## Data entries

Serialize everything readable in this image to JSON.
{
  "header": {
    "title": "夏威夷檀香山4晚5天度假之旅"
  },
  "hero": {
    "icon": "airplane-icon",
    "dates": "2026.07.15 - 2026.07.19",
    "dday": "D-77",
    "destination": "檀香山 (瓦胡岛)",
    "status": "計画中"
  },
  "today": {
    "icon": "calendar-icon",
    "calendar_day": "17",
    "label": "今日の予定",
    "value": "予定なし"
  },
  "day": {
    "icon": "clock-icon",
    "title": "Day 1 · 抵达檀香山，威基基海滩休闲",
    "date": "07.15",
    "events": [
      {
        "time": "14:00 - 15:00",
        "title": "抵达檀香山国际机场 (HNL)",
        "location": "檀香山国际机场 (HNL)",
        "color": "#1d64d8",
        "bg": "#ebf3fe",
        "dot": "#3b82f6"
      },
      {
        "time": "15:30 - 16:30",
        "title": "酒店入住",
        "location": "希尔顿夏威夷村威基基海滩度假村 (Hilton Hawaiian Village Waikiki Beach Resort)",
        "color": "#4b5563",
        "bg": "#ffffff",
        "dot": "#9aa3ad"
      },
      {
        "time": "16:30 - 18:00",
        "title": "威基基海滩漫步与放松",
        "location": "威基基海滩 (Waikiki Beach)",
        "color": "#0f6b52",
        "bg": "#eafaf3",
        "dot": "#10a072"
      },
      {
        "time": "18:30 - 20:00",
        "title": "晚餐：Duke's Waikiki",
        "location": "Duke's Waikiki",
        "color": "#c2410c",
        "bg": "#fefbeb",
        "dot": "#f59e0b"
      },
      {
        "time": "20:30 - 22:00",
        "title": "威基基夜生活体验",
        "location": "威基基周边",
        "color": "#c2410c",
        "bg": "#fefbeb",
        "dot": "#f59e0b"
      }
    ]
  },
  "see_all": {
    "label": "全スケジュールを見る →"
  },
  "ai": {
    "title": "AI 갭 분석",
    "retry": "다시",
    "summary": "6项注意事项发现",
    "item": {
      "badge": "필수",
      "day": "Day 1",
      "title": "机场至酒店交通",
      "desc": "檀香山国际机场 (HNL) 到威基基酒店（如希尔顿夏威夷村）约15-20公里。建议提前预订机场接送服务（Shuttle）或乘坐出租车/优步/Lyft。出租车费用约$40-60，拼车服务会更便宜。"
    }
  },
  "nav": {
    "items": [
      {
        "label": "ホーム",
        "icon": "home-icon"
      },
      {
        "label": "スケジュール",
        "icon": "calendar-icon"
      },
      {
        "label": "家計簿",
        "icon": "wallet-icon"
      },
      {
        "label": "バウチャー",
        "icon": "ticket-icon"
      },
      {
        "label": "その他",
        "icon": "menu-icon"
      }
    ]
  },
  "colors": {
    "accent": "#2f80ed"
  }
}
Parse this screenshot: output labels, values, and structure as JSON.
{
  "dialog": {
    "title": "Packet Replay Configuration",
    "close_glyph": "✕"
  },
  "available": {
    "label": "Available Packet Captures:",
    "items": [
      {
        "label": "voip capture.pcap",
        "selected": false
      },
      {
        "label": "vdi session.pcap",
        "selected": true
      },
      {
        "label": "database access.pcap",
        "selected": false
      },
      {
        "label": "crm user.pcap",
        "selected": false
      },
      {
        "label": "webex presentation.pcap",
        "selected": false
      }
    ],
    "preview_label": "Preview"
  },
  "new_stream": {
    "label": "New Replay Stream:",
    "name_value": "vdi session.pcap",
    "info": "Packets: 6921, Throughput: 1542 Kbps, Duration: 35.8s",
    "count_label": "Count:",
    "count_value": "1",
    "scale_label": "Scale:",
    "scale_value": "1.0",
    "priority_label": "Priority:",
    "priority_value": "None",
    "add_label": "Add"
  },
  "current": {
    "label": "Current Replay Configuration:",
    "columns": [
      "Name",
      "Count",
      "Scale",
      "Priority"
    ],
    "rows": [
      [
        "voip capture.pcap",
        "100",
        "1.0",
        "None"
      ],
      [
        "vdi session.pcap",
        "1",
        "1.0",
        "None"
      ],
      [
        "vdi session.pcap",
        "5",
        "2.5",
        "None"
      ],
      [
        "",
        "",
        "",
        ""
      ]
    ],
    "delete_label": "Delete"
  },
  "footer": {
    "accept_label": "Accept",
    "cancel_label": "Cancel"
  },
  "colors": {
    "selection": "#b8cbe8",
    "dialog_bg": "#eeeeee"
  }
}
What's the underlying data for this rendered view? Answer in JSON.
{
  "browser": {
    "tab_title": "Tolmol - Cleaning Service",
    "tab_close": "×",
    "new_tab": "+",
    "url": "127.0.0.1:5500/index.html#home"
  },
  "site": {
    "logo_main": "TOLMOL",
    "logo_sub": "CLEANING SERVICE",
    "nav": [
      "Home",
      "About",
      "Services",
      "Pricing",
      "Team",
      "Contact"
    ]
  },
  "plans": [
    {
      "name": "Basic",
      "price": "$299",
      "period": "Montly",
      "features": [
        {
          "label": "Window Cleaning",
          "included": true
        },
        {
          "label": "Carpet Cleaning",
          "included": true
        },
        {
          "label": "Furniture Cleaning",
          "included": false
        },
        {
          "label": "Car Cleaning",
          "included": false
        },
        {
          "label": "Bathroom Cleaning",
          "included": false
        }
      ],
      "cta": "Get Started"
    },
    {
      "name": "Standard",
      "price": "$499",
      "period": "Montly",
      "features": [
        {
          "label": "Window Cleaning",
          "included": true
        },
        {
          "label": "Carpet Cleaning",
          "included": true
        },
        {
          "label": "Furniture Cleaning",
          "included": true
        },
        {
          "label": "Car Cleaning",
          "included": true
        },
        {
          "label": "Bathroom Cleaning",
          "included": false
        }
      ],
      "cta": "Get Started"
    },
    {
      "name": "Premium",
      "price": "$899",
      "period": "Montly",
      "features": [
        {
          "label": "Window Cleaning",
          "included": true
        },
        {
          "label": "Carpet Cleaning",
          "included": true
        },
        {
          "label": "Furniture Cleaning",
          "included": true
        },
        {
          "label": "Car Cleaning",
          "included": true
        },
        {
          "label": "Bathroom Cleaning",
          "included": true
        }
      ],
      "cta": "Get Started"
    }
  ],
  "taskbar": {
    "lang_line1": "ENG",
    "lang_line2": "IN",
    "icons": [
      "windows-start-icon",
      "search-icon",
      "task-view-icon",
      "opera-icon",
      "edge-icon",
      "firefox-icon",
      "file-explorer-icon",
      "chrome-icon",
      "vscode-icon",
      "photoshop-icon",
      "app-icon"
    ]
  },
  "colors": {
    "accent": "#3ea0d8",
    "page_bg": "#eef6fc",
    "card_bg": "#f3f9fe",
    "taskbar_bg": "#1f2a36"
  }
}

## INSTRUCTION
Copy out each line exactly as written.

## FULL RESPONSE
Serialize everything readable in this image to JSON.
{
  "header": {
    "title": "夏威夷檀香山4晚5天度假之旅"
  },
  "hero": {
    "icon": "airplane-icon",
    "dates": "2026.07.15 - 2026.07.19",
    "dday": "D-77",
    "destination": "檀香山 (瓦胡岛)",
    "status": "計画中"
  },
  "today": {
    "icon": "calendar-icon",
    "calendar_day": "17",
    "label": "今日の予定",
    "value": "予定なし"
  },
  "day": {
    "icon": "clock-icon",
    "title": "Day 1 · 抵达檀香山，威基基海滩休闲",
    "date": "07.15",
    "events": [
      {
        "time": "14:00 - 15:00",
        "title": "抵达檀香山国际机场 (HNL)",
        "location": "檀香山国际机场 (HNL)",
        "color": "#1d64d8",
        "bg": "#ebf3fe",
        "dot": "#3b82f6"
      },
      {
        "time": "15:30 - 16:30",
        "title": "酒店入住",
        "location": "希尔顿夏威夷村威基基海滩度假村 (Hilton Hawaiian Village Waikiki Beach Resort)",
        "color": "#4b5563",
        "bg": "#ffffff",
        "dot": "#9aa3ad"
      },
      {
        "time": "16:30 - 18:00",
        "title": "威基基海滩漫步与放松",
        "location": "威基基海滩 (Waikiki Beach)",
        "color": "#0f6b52",
        "bg": "#eafaf3",
        "dot": "#10a072"
      },
      {
        "time": "18:30 - 20:00",
        "title": "晚餐：Duke's Waikiki",
        "location": "Duke's Waikiki",
        "color": "#c2410c",
        "bg": "#fefbeb",
        "dot": "#f59e0b"
      },
      {
        "time": "20:30 - 22:00",
        "title": "威基基夜生活体验",
        "location": "威基基周边",
        "color": "#c2410c",
        "bg": "#fefbeb",
        "dot": "#f59e0b"
      }
    ]
  },
  "see_all": {
    "label": "全スケジュールを見る →"
  },
  "ai": {
    "title": "AI 갭 분석",
    "retry": "다시",
    "summary": "6项注意事项发现",
    "item": {
      "badge": "필수",
      "day": "Day 1",
      "title": "机场至酒店交通",
      "desc": "檀香山国际机场 (HNL) 到威基基酒店（如希尔顿夏威夷村）约15-20公里。建议提前预订机场接送服务（Shuttle）或乘坐出租车/优步/Lyft。出租车费用约$40-60，拼车服务会更便宜。"
    }
  },
  "nav": {
    "items": [
      {
        "label": "ホーム",
        "icon": "home-icon"
      },
      {
        "label": "スケジュール",
        "icon": "calendar-icon"
      },
      {
        "label": "家計簿",
        "icon": "wallet-icon"
      },
      {
        "label": "バウチャー",
        "icon": "ticket-icon"
      },
      {
        "label": "その他",
        "icon": "menu-icon"
      }
    ]
  },
  "colors": {
    "accent": "#2f80ed"
  }
}
Parse this screenshot: output labels, values, and structure as JSON.
{
  "dialog": {
    "title": "Packet Replay Configuration",
    "close_glyph": "✕"
  },
  "available": {
    "label": "Available Packet Captures:",
    "items": [
      {
        "label": "voip capture.pcap",
        "selected": false
      },
      {
        "label": "vdi session.pcap",
        "selected": true
      },
      {
        "label": "database access.pcap",
        "selected": false
      },
      {
        "label": "crm user.pcap",
        "selected": false
      },
      {
        "label": "webex presentation.pcap",
        "selected": false
      }
    ],
    "preview_label": "Preview"
  },
  "new_stream": {
    "label": "New Replay Stream:",
    "name_value": "vdi session.pcap",
    "info": "Packets: 6921, Throughput: 1542 Kbps, Duration: 35.8s",
    "count_label": "Count:",
    "count_value": "1",
    "scale_label": "Scale:",
    "scale_value": "1.0",
    "priority_label": "Priority:",
    "priority_value": "None",
    "add_label": "Add"
  },
  "current": {
    "label": "Current Replay Configuration:",
    "columns": [
      "Name",
      "Count",
      "Scale",
      "Priority"
    ],
    "rows": [
      [
        "voip capture.pcap",
        "100",
        "1.0",
        "None"
      ],
      [
        "vdi session.pcap",
        "1",
        "1.0",
        "None"
      ],
      [
        "vdi session.pcap",
        "5",
        "2.5",
        "None"
      ],
      [
        "",
        "",
        "",
        ""
      ]
    ],
    "delete_label": "Delete"
  },
  "footer": {
    "accept_label": "Accept",
    "cancel_label": "Cancel"
  },
  "colors": {
    "selection": "#b8cbe8",
    "dialog_bg": "#eeeeee"
  }
}
What's the underlying data for this rendered view? Answer in JSON.
{
  "browser": {
    "tab_title": "Tolmol - Cleaning Service",
    "tab_close": "×",
    "new_tab": "+",
    "url": "127.0.0.1:5500/index.html#home"
  },
  "site": {
    "logo_main": "TOLMOL",
    "logo_sub": "CLEANING SERVICE",
    "nav": [
      "Home",
      "About",
      "Services",
      "Pricing",
      "Team",
      "Contact"
    ]
  },
  "plans": [
    {
      "name": "Basic",
      "price": "$299",
      "period": "Montly",
      "features": [
        {
          "label": "Window Cleaning",
          "included": true
        },
        {
          "label": "Carpet Cleaning",
          "included": true
        },
        {
          "label": "Furniture Cleaning",
          "included": false
        },
        {
          "label": "Car Cleaning",
          "included": false
        },
        {
          "label": "Bathroom Cleaning",
          "included": false
        }
      ],
      "cta": "Get Started"
    },
    {
      "name": "Standard",
      "price": "$499",
      "period": "Montly",
      "features": [
        {
          "label": "Window Cleaning",
          "included": true
        },
        {
          "label": "Carpet Cleaning",
          "included": true
        },
        {
          "label": "Furniture Cleaning",
          "included": true
        },
        {
          "label": "Car Cleaning",
          "included": true
        },
        {
          "label": "Bathroom Cleaning",
          "included": false
        }
      ],
      "cta": "Get Started"
    },
    {
      "name": "Premium",
      "price": "$899",
      "period": "Montly",
      "features": [
        {
          "label": "Window Cleaning",
          "included": true
        },
        {
          "label": "Carpet Cleaning",
          "included": true
        },
        {
          "label": "Furniture Cleaning",
          "included": true
        },
        {
          "label": "Car Cleaning",
          "included": true
        },
        {
          "label": "Bathroom Cleaning",
          "included": true
        }
      ],
      "cta": "Get Started"
    }
  ],
  "taskbar": {
    "lang_line1": "ENG",
    "lang_line2": "IN",
    "icons": [
      "windows-start-icon",
      "search-icon",
      "task-view-icon",
      "opera-icon",
      "edge-icon",
      "firefox-icon",
      "file-explorer-icon",
      "chrome-icon",
      "vscode-icon",
      "photoshop-icon",
      "app-icon"
    ]
  },
  "colors": {
    "accent": "#3ea0d8",
    "page_bg": "#eef6fc",
    "card_bg": "#f3f9fe",
    "taskbar_bg": "#1f2a36"
  }
}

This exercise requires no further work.